それでも、盲導犬育成のための費用は潤沢ではなく、なんとかギリギリ運営できる程度だそうです。しかも、日本と違い募金活動や遺贈などの方法での資金獲得は一切認められていません。ただし、凍結精子の採取・保管活動など、特定の使途に限った収益事業は認められているそうです。
フィンランドでは、なぜ盲導犬育成費用から盲導犬使用にかかる費用まで、すべて政府が負担しているのでしょうか。それは、政府が盲導犬事業を全額負担したとしても、結局、その方が費用は安く抑えられ国の財政を助けることになると考えているからのようです。もし盲導犬の代わりにガイドヘルパーを毎日提供することになれば、それこそ盲導犬育成に係る費用よりもさらに多くの費用がかかる、というわけです。
フィンランドの歩行環境はどうなっているのでしょうか。
フィンランドは、首都ヘルシンキ以外に大きな都市はありません。盲導犬使用者の多くは、こじんまりとした街の住人であり、その街はショッピングセンターを中心とした住宅街になっています。そのため、ほとんどの盲導犬使用者が、区画整理された町並みや、歩きやすい歩道の整った環境の中で暮らしています。フィンランドという国自体が新しく、近代的な都市開発に基づいて作られたから、このような歩行環境が可能になっているようです。
また、歩きやすいのは町並みだけではありません。視覚障がい者に対する一般市民の意識も高く、例えば、歩行者用の信号のない横断歩道が多いところでも、盲導犬使用者が横断歩道に近づくと、車は必ず止まるとのこと。これは、盲導犬だけでなく白杖を持って歩いている場合も同じです。ハード面だけでなくソフト面でも視覚障がい者が安心して歩ける環境が整っているようです。
このような環境の中で行われる盲導犬の訓練に、日本との違いはあるのでしょうか。
日本よりも区画が広く犬の直進性と誘導力が重視されるので、訓練では速いスピードで長い距離を歩くことにウェイトが置かれているそうです。また、日本での訓練内容と比べると、上りの段差で止めない、指符(指を使って指示をすること)をしない、エスカレーターを利用しない、といった違いがあります。上りの段差で止めないことについては、犬の直進性を重視するためという理由からのようです。
訓練車両に車のエンジンとは独立した動力源を持つヒーターが搭載されているのは、寒い国ならではの工夫と言えそうです。このおかげで、車内で訓練の順番を待つ犬たちも快適に過ごせ、犬にもやさしい環境づくりがなされています。
また、日本と大きく違うのは、ペット犬も公共交通機関を利用できること。EU加盟国の間では、ペットパスポートを持っていれば、飛行機の客室に犬を乗せることも許されています。パピーの社会化の機会は多いようです。
このように、さまざまな点で一歩先ゆくフィンランド。福祉国家のなせる技だと思われますが、訓練士・指導員が、訓練と共同訓練に集中できる環境づくりを実践していることは見習うべき点だと感じられます。我々も改善できるところは改善し、優れた盲導犬をより多く提供できるよう頑張りたいと思います。

[元データ]

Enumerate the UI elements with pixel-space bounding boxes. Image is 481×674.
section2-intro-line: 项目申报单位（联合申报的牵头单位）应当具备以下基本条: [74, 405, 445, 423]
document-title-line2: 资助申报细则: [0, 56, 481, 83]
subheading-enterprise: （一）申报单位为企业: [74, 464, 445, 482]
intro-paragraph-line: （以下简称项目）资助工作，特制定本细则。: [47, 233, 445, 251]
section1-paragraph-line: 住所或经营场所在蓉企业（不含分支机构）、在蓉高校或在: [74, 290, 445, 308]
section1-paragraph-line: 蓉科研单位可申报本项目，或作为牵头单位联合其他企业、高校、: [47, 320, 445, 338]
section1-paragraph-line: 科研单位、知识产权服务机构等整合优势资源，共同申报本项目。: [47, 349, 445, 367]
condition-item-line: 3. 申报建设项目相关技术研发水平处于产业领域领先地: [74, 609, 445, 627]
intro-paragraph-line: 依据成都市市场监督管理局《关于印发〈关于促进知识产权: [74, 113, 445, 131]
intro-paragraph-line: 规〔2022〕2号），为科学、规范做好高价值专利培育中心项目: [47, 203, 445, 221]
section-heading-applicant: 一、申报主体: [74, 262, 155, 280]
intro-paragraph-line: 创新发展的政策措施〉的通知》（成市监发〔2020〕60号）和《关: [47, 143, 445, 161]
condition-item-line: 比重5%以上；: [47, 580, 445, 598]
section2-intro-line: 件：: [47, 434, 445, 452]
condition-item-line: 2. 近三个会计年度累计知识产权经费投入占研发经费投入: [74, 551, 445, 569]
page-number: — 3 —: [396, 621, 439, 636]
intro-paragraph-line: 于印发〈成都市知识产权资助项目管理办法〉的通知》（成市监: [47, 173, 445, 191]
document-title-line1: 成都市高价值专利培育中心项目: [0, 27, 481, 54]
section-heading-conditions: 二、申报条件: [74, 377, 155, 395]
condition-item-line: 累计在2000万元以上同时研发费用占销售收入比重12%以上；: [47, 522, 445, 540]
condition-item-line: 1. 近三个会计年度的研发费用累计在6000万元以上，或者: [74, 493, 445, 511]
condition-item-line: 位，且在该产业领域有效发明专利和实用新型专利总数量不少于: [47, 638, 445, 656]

▸ 短い練習 A
本文では、フィンランドの盲導犬訓練で上りの段差で止めない理由を何としているか。
▸ 短い練習 B
次の(i)〜(iii)が本文の内容と合うかどうか、それぞれ答えよ。(i) フィンランドでは盲導犬育成の資金を募金活動で集めることが認められている。(ii) 訓練車両には車のエンジンとは独立した動力源を持つヒーターが搭載されている。(iii) フィンランドの盲導犬訓練ではエスカレーターを利用する。

▸ 詳しい解答 A
犬の直進性を重視するためである。

▸ 詳しい解答 B
(i) いいえ。「募金活動や遺贈などの方法での資金獲得は一切認められていません」
(ii) はい。「訓練車両に車のエンジンとは独立した動力源を持つヒーターが搭載されている」
(iii) いいえ。「エスカレーターを利用しない」